Exercise: Reproduce all the entries precisely.

Data supplied:
══════════════════════════════

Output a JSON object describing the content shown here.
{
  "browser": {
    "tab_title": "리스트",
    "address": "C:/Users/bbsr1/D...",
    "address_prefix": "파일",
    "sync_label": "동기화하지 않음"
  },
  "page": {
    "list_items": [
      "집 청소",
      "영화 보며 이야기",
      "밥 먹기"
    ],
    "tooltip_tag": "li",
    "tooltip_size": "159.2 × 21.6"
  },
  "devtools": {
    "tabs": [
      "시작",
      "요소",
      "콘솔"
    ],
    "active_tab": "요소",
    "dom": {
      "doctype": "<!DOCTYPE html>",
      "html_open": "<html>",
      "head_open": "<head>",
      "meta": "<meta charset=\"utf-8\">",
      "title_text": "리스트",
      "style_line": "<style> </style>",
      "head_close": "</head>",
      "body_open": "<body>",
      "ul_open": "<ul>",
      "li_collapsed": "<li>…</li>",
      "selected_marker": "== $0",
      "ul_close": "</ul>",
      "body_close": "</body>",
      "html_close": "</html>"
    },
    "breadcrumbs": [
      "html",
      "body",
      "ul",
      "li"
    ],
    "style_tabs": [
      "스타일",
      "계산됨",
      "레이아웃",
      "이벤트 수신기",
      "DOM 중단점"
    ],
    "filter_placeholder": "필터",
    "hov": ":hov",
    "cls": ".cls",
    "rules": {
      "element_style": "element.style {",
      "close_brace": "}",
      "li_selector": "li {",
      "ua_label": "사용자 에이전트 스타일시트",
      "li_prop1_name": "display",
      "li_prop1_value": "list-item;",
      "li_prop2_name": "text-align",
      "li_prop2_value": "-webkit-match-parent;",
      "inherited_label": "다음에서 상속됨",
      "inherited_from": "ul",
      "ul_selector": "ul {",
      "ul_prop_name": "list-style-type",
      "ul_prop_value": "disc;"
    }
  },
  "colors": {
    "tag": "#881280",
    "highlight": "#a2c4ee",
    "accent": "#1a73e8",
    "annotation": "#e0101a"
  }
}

══════════════════════════════

Written response:
Output a JSON object describing the content shown here.
{
  "browser": {
    "tab_title": "리스트",
    "address": "C:/Users/bbsr1/D...",
    "address_prefix": "파일",
    "sync_label": "동기화하지 않음"
  },
  "page": {
    "list_items": [
      "집 청소",
      "영화 보며 이야기",
      "밥 먹기"
    ],
    "tooltip_tag": "li",
    "tooltip_size": "159.2 × 21.6"
  },
  "devtools": {
    "tabs": [
      "시작",
      "요소",
      "콘솔"
    ],
    "active_tab": "요소",
    "dom": {
      "doctype": "<!DOCTYPE html>",
      "html_open": "<html>",
      "head_open": "<head>",
      "meta": "<meta charset=\"utf-8\">",
      "title_text": "리스트",
      "style_line": "<style> </style>",
      "head_close": "</head>",
      "body_open": "<body>",
      "ul_open": "<ul>",
      "li_collapsed": "<li>…</li>",
      "selected_marker": "== $0",
      "ul_close": "</ul>",
      "body_close": "</body>",
      "html_close": "</html>"
    },
    "breadcrumbs": [
      "html",
      "body",
      "ul",
      "li"
    ],
    "style_tabs": [
      "스타일",
      "계산됨",
      "레이아웃",
      "이벤트 수신기",
      "DOM 중단점"
    ],
    "filter_placeholder": "필터",
    "hov": ":hov",
    "cls": ".cls",
    "rules": {
      "element_style": "element.style {",
      "close_brace": "}",
      "li_selector": "li {",
      "ua_label": "사용자 에이전트 스타일시트",
      "li_prop1_name": "display",
      "li_prop1_value": "list-item;",
      "li_prop2_name": "text-align",
      "li_prop2_value": "-webkit-match-parent;",
      "inherited_label": "다음에서 상속됨",
      "inherited_from": "ul",
      "ul_selector": "ul {",
      "ul_prop_name": "list-style-type",
      "ul_prop_value": "disc;"
    }
  },
  "colors": {
    "tag": "#881280",
    "highlight": "#a2c4ee",
    "accent": "#1a73e8",
    "annotation": "#e0101a"
  }
}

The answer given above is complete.